WRITTEN REQUEST: Set the listing down unchanged, minus every embedded image.

PROVIDED DATA:

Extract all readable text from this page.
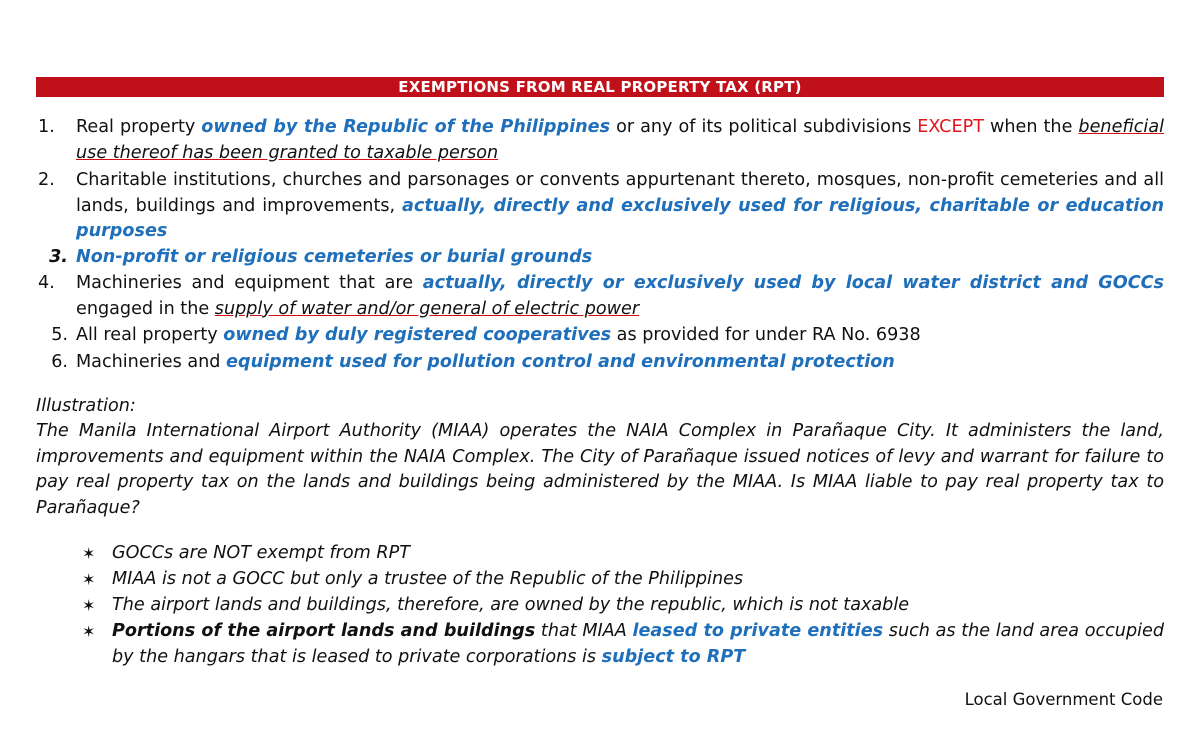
EXEMPTIONS FROM REAL PROPERTY TAX (RPT)
1.	Real property owned by the Republic of the Philippines or any of its political subdivisions EXCEPT when the beneficial use thereof has been granted to taxable person
2.	Charitable institutions, churches and parsonages or convents appurtenant thereto, mosques, non-profit cemeteries and all lands, buildings and improvements, actually, directly and exclusively used for religious, charitable or education purposes
3. Non-profit or religious cemeteries or burial grounds
4.	Machineries and equipment that are actually, directly or exclusively used by local water district and GOCCs engaged in the supply of water and/or general of electric power
5. All real property owned by duly registered cooperatives as provided for under RA No. 6938
6. Machineries and equipment used for pollution control and environmental protection
Illustration:
The Manila International Airport Authority (MIAA) operates the NAIA Complex in Parañaque City. It administers the land, improvements and equipment within the NAIA Complex. The City of Parañaque issued notices of levy and warrant for failure to pay real property tax on the lands and buildings being administered by the MIAA. Is MIAA liable to pay real property tax to Parañaque?
✶ GOCCs are NOT exempt from RPT
✶ MIAA is not a GOCC but only a trustee of the Republic of the Philippines
✶ The airport lands and buildings, therefore, are owned by the republic, which is not taxable
✶ Portions of the airport lands and buildings that MIAA leased to private entities such as the land area occupied by the hangars that is leased to private corporations is subject to RPT
Local Government Code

WRITTEN REPLY:
Extract all readable text from this page.
EXEMPTIONS FROM REAL PROPERTY TAX (RPT)
1.	Real property owned by the Republic of the Philippines or any of its political subdivisions EXCEPT when the beneficial use thereof has been granted to taxable person
2.	Charitable institutions, churches and parsonages or convents appurtenant thereto, mosques, non-profit cemeteries and all lands, buildings and improvements, actually, directly and exclusively used for religious, charitable or education purposes
3. Non-profit or religious cemeteries or burial grounds
4.	Machineries and equipment that are actually, directly or exclusively used by local water district and GOCCs engaged in the supply of water and/or general of electric power
5. All real property owned by duly registered cooperatives as provided for under RA No. 6938
6. Machineries and equipment used for pollution control and environmental protection
Illustration:
The Manila International Airport Authority (MIAA) operates the NAIA Complex in Parañaque City. It administers the land, improvements and equipment within the NAIA Complex. The City of Parañaque issued notices of levy and warrant for failure to pay real property tax on the lands and buildings being administered by the MIAA. Is MIAA liable to pay real property tax to Parañaque?
✶ GOCCs are NOT exempt from RPT
✶ MIAA is not a GOCC but only a trustee of the Republic of the Philippines
✶ The airport lands and buildings, therefore, are owned by the republic, which is not taxable
✶ Portions of the airport lands and buildings that MIAA leased to private entities such as the land area occupied by the hangars that is leased to private corporations is subject to RPT
Local Government Code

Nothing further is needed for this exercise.